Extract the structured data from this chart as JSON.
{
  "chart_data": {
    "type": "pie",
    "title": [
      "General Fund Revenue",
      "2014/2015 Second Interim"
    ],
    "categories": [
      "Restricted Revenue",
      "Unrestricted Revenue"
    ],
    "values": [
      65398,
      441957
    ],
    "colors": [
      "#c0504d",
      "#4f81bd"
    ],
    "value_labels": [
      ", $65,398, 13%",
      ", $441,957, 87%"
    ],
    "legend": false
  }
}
········
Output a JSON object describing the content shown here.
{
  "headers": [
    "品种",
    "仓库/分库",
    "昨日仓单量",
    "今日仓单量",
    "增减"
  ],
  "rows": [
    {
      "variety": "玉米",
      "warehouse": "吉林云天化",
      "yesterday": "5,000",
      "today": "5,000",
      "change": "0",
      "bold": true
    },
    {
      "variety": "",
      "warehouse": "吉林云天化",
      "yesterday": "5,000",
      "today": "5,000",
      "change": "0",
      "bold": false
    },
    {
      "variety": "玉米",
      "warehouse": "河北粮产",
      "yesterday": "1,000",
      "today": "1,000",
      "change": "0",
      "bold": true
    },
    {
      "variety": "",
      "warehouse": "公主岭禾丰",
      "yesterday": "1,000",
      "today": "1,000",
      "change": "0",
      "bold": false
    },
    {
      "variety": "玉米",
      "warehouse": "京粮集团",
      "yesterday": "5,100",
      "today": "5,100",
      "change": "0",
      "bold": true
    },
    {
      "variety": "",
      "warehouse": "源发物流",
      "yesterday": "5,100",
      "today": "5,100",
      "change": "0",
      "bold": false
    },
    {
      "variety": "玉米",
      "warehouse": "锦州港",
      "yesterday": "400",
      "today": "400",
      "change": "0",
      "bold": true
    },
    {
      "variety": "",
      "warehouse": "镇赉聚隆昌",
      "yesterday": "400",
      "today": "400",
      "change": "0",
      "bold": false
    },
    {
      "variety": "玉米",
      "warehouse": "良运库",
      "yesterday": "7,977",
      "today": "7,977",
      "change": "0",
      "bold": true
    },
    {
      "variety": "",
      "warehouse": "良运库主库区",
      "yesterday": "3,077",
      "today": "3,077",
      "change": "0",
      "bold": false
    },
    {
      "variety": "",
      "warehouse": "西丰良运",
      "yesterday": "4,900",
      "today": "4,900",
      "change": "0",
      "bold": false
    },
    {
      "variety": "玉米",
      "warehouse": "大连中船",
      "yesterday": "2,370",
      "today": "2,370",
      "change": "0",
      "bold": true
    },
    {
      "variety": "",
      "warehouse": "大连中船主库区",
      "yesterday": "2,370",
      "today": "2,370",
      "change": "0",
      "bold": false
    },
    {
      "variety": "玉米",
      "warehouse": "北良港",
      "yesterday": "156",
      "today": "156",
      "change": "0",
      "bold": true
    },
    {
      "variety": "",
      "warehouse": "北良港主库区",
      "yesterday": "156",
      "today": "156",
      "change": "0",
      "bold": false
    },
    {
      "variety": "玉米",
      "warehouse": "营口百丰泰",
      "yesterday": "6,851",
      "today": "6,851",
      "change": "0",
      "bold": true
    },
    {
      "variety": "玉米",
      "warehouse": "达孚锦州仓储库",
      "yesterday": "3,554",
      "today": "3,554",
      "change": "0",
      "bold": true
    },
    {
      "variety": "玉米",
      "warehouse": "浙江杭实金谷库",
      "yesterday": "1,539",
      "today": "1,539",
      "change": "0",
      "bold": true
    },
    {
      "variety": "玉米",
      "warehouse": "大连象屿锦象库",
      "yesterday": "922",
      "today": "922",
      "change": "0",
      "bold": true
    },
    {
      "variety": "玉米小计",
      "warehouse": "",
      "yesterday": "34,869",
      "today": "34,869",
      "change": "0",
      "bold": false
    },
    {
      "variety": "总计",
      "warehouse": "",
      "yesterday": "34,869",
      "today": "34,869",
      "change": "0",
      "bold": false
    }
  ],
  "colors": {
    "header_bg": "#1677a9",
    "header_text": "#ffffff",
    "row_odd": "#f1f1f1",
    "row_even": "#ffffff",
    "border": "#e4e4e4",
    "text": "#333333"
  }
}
········
### The problem
Reply with one number only: how many lines of the listing hold "Revenue"?

### Reply
3